• _EXERCISE DESCRIPTION_: The records that follow are to be repeated without alteration.

======== SUPPLIED DATA ========

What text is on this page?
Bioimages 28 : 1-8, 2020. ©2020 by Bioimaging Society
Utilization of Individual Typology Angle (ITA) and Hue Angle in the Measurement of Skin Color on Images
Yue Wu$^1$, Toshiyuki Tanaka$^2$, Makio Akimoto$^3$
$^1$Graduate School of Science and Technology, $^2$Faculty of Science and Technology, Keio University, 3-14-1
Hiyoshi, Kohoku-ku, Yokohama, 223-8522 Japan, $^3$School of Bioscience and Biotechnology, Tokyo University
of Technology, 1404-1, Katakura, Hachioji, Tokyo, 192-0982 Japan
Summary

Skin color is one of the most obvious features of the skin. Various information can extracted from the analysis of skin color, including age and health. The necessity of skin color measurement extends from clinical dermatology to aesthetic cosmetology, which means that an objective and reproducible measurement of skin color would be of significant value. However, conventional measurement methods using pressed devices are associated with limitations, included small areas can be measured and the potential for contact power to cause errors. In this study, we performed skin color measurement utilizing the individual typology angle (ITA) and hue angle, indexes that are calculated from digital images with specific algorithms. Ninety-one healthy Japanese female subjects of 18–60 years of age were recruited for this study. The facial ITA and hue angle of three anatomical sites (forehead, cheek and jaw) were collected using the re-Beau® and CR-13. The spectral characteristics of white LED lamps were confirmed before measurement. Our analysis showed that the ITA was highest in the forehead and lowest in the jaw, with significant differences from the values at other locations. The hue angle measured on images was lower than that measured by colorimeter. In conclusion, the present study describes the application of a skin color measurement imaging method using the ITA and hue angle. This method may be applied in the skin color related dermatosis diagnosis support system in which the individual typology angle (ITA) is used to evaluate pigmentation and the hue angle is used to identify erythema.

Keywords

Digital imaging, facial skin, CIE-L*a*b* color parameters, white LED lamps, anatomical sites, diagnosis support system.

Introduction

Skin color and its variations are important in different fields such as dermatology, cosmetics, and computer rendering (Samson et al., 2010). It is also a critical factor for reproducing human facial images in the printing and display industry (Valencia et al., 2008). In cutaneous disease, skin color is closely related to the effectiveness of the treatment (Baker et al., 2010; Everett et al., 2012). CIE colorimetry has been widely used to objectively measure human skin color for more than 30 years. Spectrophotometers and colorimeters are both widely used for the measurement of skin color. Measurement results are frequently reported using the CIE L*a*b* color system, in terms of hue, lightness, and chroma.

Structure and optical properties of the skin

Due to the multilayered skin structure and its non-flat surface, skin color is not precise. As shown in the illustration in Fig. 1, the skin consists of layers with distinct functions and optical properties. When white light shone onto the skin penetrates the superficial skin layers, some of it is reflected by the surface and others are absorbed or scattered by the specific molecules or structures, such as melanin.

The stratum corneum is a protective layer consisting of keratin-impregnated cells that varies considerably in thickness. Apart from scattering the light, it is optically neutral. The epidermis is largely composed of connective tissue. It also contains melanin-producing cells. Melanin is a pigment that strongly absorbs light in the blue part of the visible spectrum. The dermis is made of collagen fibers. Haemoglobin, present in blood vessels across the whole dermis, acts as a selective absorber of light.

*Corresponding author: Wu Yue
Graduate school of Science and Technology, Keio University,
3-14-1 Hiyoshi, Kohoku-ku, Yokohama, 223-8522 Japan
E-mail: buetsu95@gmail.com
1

========

• _RESULT OF THIS TASK_:
What text is on this page?
Bioimages 28 : 1-8, 2020. ©2020 by Bioimaging Society
Utilization of Individual Typology Angle (ITA) and Hue Angle in the Measurement of Skin Color on Images
Yue Wu$^1$, Toshiyuki Tanaka$^2$, Makio Akimoto$^3$
$^1$Graduate School of Science and Technology, $^2$Faculty of Science and Technology, Keio University, 3-14-1
Hiyoshi, Kohoku-ku, Yokohama, 223-8522 Japan, $^3$School of Bioscience and Biotechnology, Tokyo University
of Technology, 1404-1, Katakura, Hachioji, Tokyo, 192-0982 Japan
Summary

Skin color is one of the most obvious features of the skin. Various information can extracted from the analysis of skin color, including age and health. The necessity of skin color measurement extends from clinical dermatology to aesthetic cosmetology, which means that an objective and reproducible measurement of skin color would be of significant value. However, conventional measurement methods using pressed devices are associated with limitations, included small areas can be measured and the potential for contact power to cause errors. In this study, we performed skin color measurement utilizing the individual typology angle (ITA) and hue angle, indexes that are calculated from digital images with specific algorithms. Ninety-one healthy Japanese female subjects of 18–60 years of age were recruited for this study. The facial ITA and hue angle of three anatomical sites (forehead, cheek and jaw) were collected using the re-Beau® and CR-13. The spectral characteristics of white LED lamps were confirmed before measurement. Our analysis showed that the ITA was highest in the forehead and lowest in the jaw, with significant differences from the values at other locations. The hue angle measured on images was lower than that measured by colorimeter. In conclusion, the present study describes the application of a skin color measurement imaging method using the ITA and hue angle. This method may be applied in the skin color related dermatosis diagnosis support system in which the individual typology angle (ITA) is used to evaluate pigmentation and the hue angle is used to identify erythema.

Keywords

Digital imaging, facial skin, CIE-L*a*b* color parameters, white LED lamps, anatomical sites, diagnosis support system.

Introduction

Skin color and its variations are important in different fields such as dermatology, cosmetics, and computer rendering (Samson et al., 2010). It is also a critical factor for reproducing human facial images in the printing and display industry (Valencia et al., 2008). In cutaneous disease, skin color is closely related to the effectiveness of the treatment (Baker et al., 2010; Everett et al., 2012). CIE colorimetry has been widely used to objectively measure human skin color for more than 30 years. Spectrophotometers and colorimeters are both widely used for the measurement of skin color. Measurement results are frequently reported using the CIE L*a*b* color system, in terms of hue, lightness, and chroma.

Structure and optical properties of the skin

Due to the multilayered skin structure and its non-flat surface, skin color is not precise. As shown in the illustration in Fig. 1, the skin consists of layers with distinct functions and optical properties. When white light shone onto the skin penetrates the superficial skin layers, some of it is reflected by the surface and others are absorbed or scattered by the specific molecules or structures, such as melanin.

The stratum corneum is a protective layer consisting of keratin-impregnated cells that varies considerably in thickness. Apart from scattering the light, it is optically neutral. The epidermis is largely composed of connective tissue. It also contains melanin-producing cells. Melanin is a pigment that strongly absorbs light in the blue part of the visible spectrum. The dermis is made of collagen fibers. Haemoglobin, present in blood vessels across the whole dermis, acts as a selective absorber of light.

*Corresponding author: Wu Yue
Graduate school of Science and Technology, Keio University,
3-14-1 Hiyoshi, Kohoku-ku, Yokohama, 223-8522 Japan
E-mail: buetsu95@gmail.com
1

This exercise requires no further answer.